DATA SECTION:
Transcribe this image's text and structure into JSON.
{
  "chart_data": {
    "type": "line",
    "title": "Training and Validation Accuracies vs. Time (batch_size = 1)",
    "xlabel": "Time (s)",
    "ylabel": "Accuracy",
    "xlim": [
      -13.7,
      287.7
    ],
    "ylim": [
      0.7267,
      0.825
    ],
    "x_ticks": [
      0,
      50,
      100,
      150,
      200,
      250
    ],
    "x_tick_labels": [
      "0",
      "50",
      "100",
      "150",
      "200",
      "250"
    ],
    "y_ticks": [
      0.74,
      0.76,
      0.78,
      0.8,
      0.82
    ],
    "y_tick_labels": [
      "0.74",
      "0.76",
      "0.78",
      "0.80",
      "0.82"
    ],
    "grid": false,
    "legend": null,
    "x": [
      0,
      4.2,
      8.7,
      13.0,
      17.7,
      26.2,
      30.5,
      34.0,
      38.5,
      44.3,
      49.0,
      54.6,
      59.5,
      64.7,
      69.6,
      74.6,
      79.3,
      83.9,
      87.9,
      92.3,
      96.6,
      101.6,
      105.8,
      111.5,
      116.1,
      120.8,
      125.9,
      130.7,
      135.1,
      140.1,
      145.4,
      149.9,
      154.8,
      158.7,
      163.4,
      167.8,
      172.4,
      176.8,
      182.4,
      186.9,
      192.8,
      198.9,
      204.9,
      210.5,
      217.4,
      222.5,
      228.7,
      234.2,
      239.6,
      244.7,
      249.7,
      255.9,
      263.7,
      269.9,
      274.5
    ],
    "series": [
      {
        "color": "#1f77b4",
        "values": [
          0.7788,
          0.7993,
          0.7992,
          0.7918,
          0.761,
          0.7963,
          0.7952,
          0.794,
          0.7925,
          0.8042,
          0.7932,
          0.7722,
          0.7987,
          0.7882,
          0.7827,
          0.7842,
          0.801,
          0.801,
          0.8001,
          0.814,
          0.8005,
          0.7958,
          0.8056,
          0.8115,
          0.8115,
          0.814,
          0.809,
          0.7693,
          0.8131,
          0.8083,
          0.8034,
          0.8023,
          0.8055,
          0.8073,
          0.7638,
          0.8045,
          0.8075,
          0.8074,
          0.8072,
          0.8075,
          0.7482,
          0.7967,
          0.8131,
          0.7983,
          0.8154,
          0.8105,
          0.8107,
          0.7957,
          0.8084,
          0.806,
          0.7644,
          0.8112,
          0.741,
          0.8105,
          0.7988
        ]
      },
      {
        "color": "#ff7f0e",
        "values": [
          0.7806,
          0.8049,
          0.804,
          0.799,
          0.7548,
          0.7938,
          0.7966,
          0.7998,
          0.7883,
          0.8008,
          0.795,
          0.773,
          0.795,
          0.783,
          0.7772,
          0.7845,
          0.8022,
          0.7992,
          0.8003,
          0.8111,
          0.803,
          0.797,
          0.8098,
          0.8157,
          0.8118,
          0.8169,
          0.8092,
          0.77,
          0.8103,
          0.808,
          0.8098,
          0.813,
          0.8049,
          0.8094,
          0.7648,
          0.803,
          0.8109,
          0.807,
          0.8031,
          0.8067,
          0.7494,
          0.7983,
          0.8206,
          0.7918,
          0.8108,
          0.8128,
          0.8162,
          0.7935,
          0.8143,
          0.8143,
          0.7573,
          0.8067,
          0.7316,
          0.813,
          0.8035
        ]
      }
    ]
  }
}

WHAT TO DO:
Copy each line of the listing that contains the string "Time".

RESULT:
    "title": "Training and Validation Accuracies vs. Time (batch_size = 1)",
    "xlabel": "Time (s)",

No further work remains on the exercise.